(Records from a dataset)
#####
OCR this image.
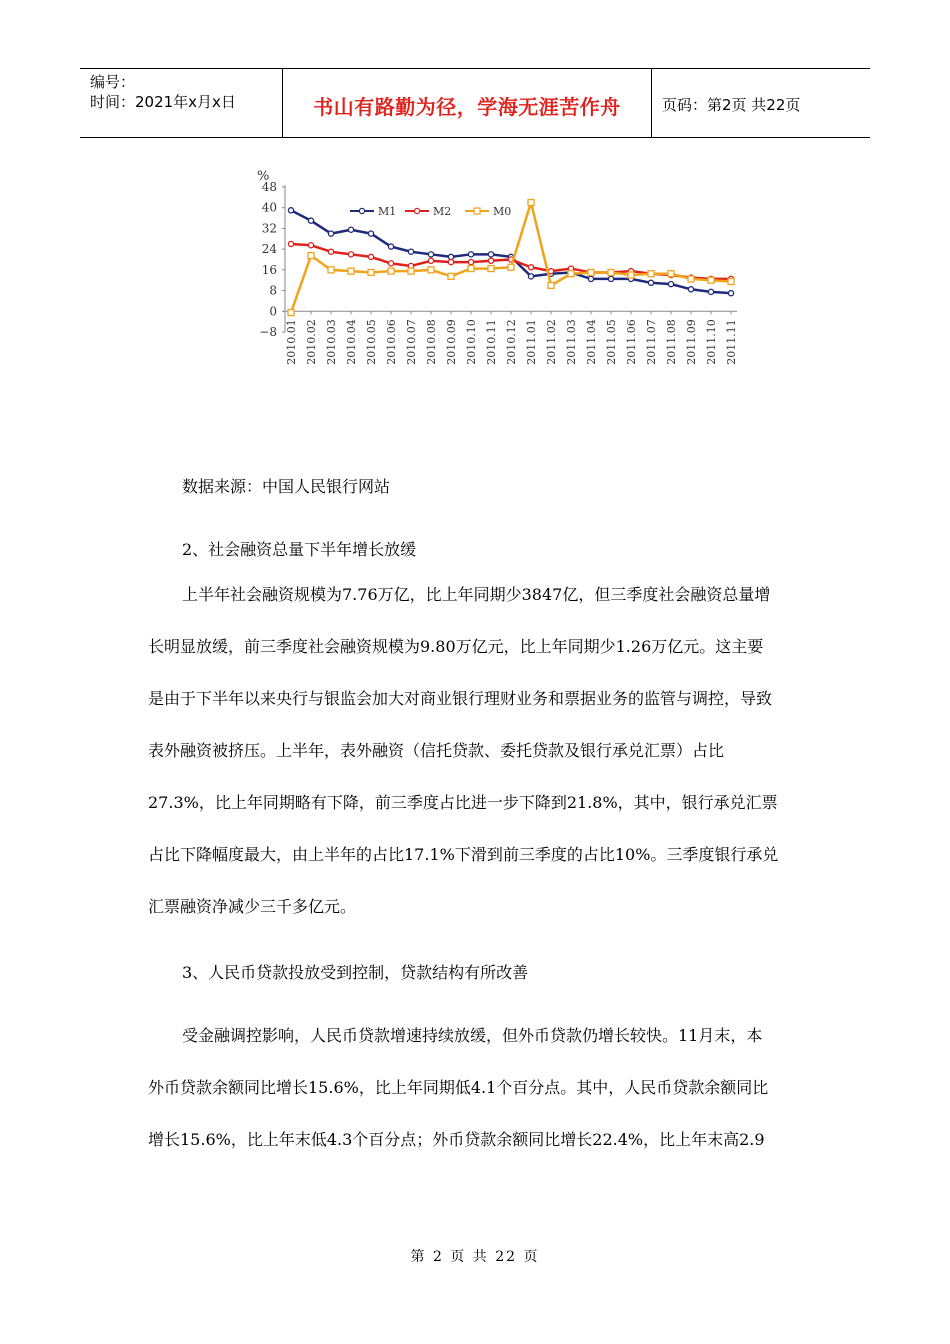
编号：
时间：2021年x月x日	书山有路勤为径，学海无涯苦作舟	页码：第2页 共22页
%
−8
0
8
16
24
32
40
48
2010.01 2010.02 2010.03 2010.04 2010.05 2010.06 2010.07 2010.08 2010.09 2010.10 2010.11 2010.12 2011.01 2011.02 2011.03 2011.04 2011.05 2011.06 2011.07 2011.08 2011.09 2011.10 2011.11
M1	M2	M0
数据来源：中国人民银行网站
2、社会融资总量下半年增长放缓
上半年社会融资规模为7.76万亿，比上年同期少3847亿，但三季度社会融资总量增
长明显放缓，前三季度社会融资规模为9.80万亿元，比上年同期少1.26万亿元。这主要
是由于下半年以来央行与银监会加大对商业银行理财业务和票据业务的监管与调控，导致
表外融资被挤压。上半年，表外融资（信托贷款、委托贷款及银行承兑汇票）占比
27.3%，比上年同期略有下降，前三季度占比进一步下降到21.8%，其中，银行承兑汇票
占比下降幅度最大，由上半年的占比17.1%下滑到前三季度的占比10%。三季度银行承兑
汇票融资净减少三千多亿元。
3、人民币贷款投放受到控制，贷款结构有所改善
受金融调控影响，人民币贷款增速持续放缓，但外币贷款仍增长较快。11月末，本
外币贷款余额同比增长15.6%，比上年同期低4.1个百分点。其中，人民币贷款余额同比
增长15.6%，比上年末低4.3个百分点；外币贷款余额同比增长22.4%，比上年末高2.9
第 2 页 共 22 页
#####
▶ **Prompt**
Reproduce the material above in full and without alteration, but skip all pictures.

▶ **Answer for the task**
OCR this image.
编号：
时间：2021年x月x日	书山有路勤为径，学海无涯苦作舟	页码：第2页 共22页
%
−8
0
8
16
24
32
40
48
2010.01 2010.02 2010.03 2010.04 2010.05 2010.06 2010.07 2010.08 2010.09 2010.10 2010.11 2010.12 2011.01 2011.02 2011.03 2011.04 2011.05 2011.06 2011.07 2011.08 2011.09 2011.10 2011.11
M1	M2	M0
数据来源：中国人民银行网站
2、社会融资总量下半年增长放缓
上半年社会融资规模为7.76万亿，比上年同期少3847亿，但三季度社会融资总量增
长明显放缓，前三季度社会融资规模为9.80万亿元，比上年同期少1.26万亿元。这主要
是由于下半年以来央行与银监会加大对商业银行理财业务和票据业务的监管与调控，导致
表外融资被挤压。上半年，表外融资（信托贷款、委托贷款及银行承兑汇票）占比
27.3%，比上年同期略有下降，前三季度占比进一步下降到21.8%，其中，银行承兑汇票
占比下降幅度最大，由上半年的占比17.1%下滑到前三季度的占比10%。三季度银行承兑
汇票融资净减少三千多亿元。
3、人民币贷款投放受到控制，贷款结构有所改善
受金融调控影响，人民币贷款增速持续放缓，但外币贷款仍增长较快。11月末，本
外币贷款余额同比增长15.6%，比上年同期低4.1个百分点。其中，人民币贷款余额同比
增长15.6%，比上年末低4.3个百分点；外币贷款余额同比增长22.4%，比上年末高2.9
第 2 页 共 22 页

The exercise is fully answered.